• **Data records**
%%

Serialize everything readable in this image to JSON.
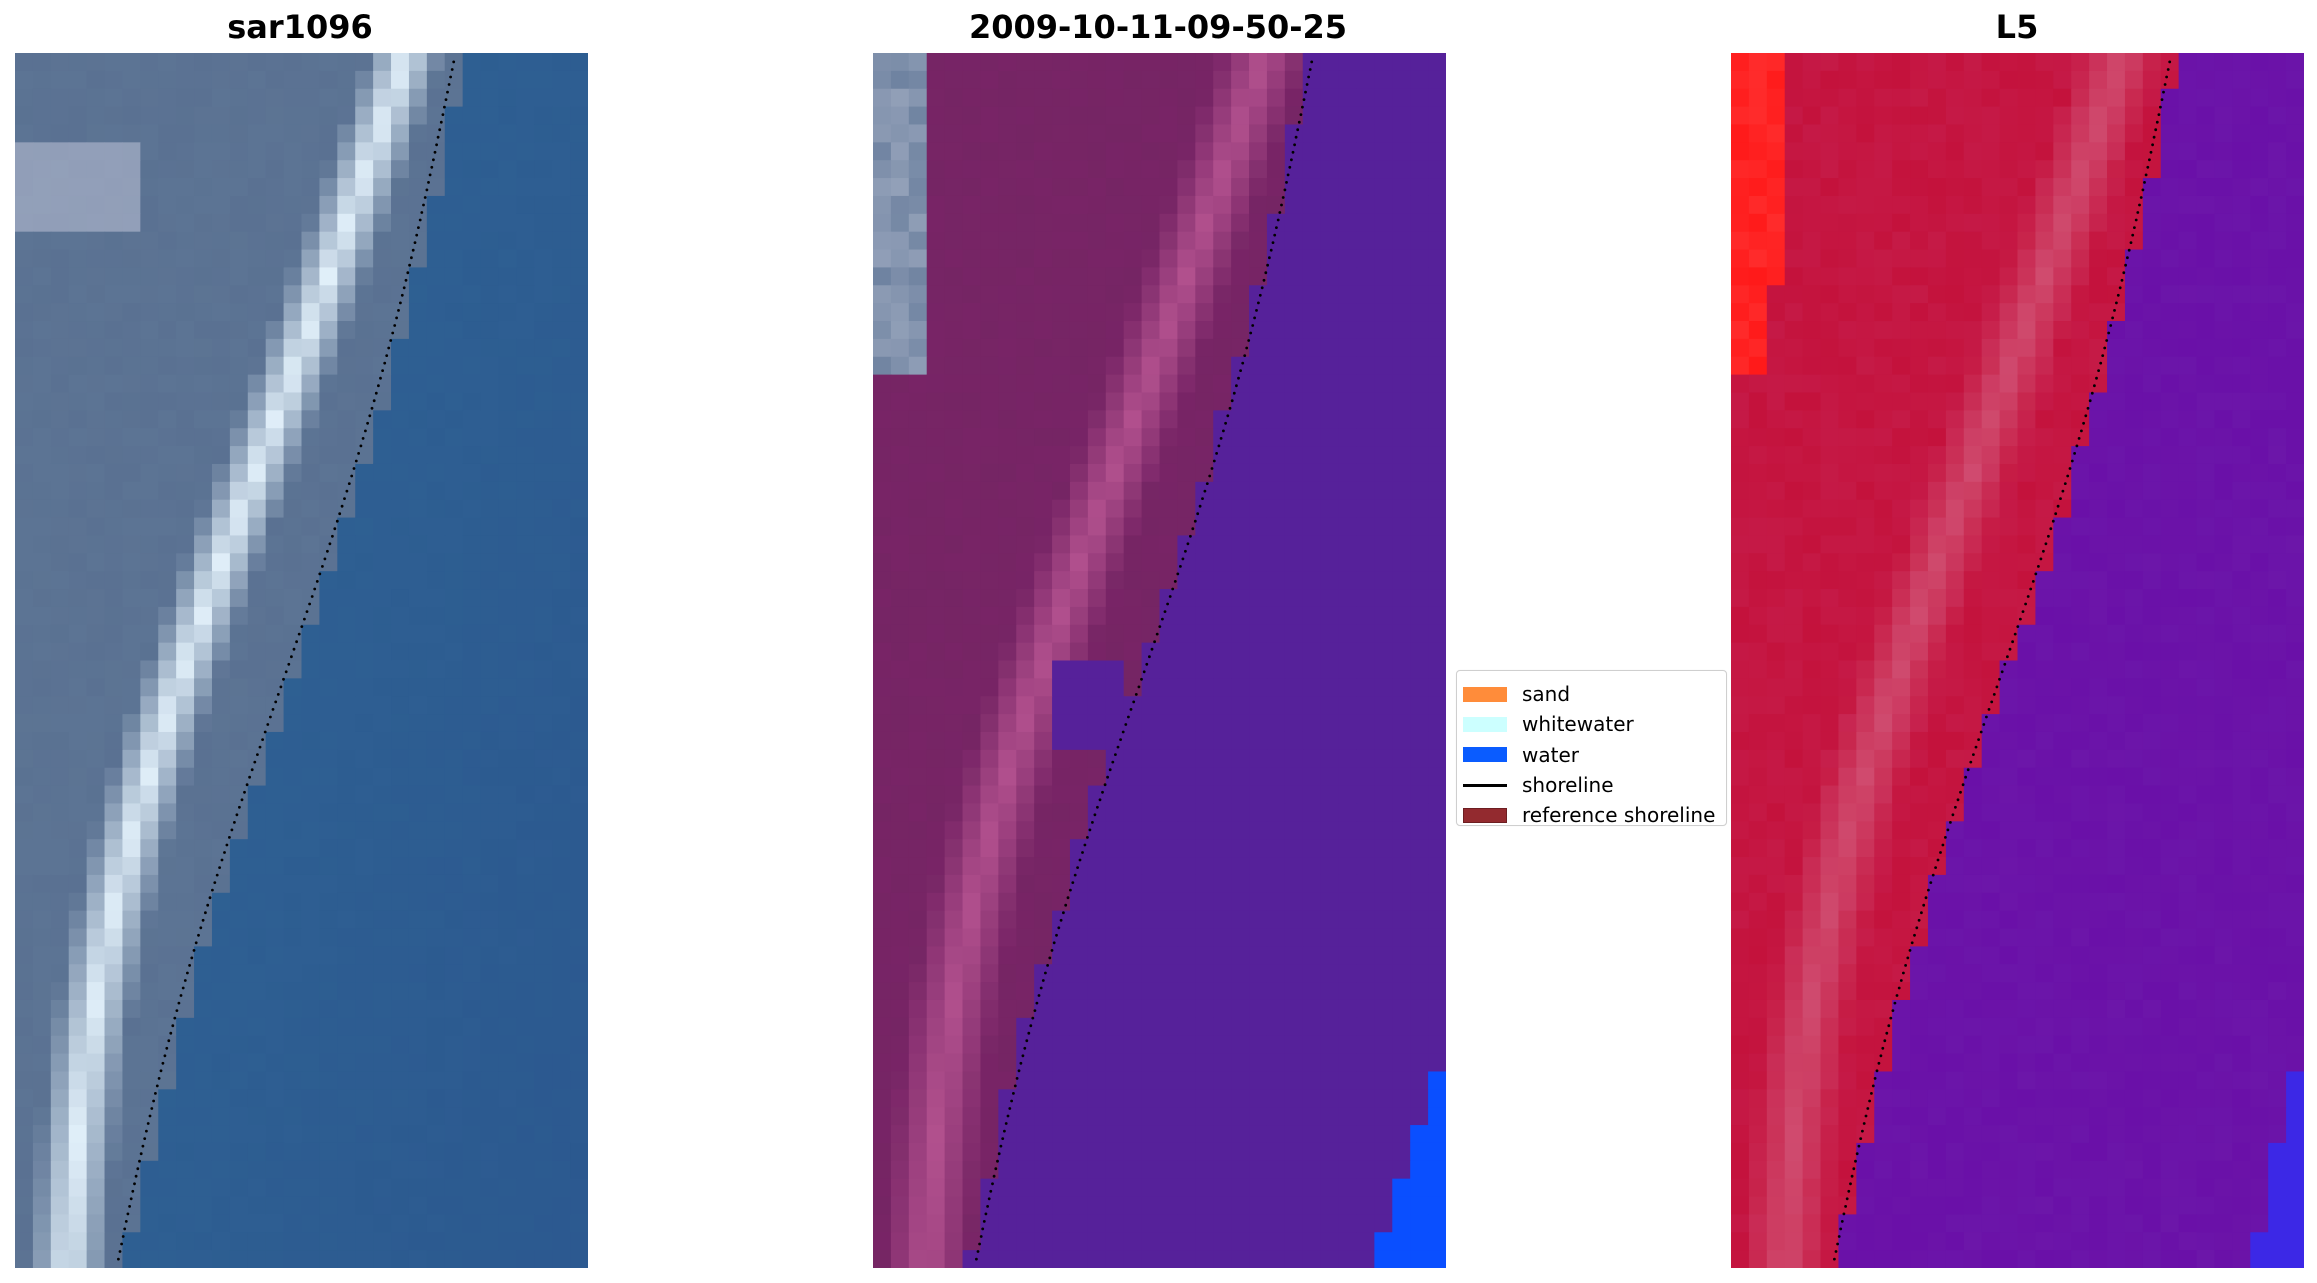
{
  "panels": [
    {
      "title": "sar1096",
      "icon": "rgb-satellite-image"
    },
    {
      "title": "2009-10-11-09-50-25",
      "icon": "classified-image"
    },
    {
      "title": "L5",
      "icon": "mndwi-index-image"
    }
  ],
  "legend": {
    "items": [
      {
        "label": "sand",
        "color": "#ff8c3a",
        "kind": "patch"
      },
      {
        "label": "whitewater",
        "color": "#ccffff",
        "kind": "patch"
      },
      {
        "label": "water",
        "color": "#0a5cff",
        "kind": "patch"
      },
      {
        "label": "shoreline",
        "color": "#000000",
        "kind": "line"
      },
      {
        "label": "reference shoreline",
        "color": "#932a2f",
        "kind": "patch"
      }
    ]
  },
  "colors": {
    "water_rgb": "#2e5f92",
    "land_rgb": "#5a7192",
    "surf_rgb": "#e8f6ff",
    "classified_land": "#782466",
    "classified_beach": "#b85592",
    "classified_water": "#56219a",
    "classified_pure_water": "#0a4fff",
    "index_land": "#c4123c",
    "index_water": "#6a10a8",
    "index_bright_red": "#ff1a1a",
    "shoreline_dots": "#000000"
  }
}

%%
%%

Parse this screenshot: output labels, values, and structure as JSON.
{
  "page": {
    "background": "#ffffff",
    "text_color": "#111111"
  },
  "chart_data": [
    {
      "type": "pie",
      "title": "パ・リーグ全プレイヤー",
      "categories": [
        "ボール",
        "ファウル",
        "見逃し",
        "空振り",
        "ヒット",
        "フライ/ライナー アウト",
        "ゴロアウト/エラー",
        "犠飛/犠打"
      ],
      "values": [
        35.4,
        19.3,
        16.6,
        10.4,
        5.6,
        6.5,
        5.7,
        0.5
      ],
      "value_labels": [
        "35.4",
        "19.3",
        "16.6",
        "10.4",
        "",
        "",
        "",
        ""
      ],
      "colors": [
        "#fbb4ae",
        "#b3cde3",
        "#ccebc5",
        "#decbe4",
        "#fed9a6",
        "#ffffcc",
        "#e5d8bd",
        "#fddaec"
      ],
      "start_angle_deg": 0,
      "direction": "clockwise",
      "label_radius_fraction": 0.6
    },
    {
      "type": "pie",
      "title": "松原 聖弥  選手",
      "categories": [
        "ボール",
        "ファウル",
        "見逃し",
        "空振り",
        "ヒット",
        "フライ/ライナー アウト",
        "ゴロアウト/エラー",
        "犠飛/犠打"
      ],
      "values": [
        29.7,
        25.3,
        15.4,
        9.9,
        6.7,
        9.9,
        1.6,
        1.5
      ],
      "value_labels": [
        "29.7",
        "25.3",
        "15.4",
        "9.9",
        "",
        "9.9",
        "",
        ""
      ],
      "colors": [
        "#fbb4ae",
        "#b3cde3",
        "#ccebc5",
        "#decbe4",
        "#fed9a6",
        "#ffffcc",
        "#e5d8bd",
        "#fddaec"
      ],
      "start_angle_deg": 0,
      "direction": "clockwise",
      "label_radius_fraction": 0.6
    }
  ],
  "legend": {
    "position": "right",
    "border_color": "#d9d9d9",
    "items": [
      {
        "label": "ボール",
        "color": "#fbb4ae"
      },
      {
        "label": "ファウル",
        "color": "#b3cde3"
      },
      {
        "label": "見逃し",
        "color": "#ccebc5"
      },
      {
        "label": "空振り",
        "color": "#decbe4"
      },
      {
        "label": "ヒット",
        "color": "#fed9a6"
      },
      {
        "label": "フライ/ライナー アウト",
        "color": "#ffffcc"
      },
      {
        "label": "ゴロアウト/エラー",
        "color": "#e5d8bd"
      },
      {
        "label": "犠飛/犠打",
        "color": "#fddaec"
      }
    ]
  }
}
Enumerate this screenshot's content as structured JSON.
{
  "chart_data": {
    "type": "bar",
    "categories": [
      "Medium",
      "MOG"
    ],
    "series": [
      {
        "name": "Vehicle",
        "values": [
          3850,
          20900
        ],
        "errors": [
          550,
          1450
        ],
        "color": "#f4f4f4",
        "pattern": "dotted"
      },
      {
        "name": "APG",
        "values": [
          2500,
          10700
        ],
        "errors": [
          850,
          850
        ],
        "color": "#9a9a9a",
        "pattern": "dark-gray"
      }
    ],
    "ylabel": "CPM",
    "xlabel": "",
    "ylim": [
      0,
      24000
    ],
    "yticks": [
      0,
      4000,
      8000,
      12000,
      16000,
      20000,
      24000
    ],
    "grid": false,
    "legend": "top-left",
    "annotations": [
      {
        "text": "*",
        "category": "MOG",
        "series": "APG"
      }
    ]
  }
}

%%

• **Written instruction**
Isolate each line of the listing above that includes "icon". Copy it.

• **Solution**
      "icon": "rgb-satellite-image"
      "icon": "classified-image"
      "icon": "mndwi-index-image"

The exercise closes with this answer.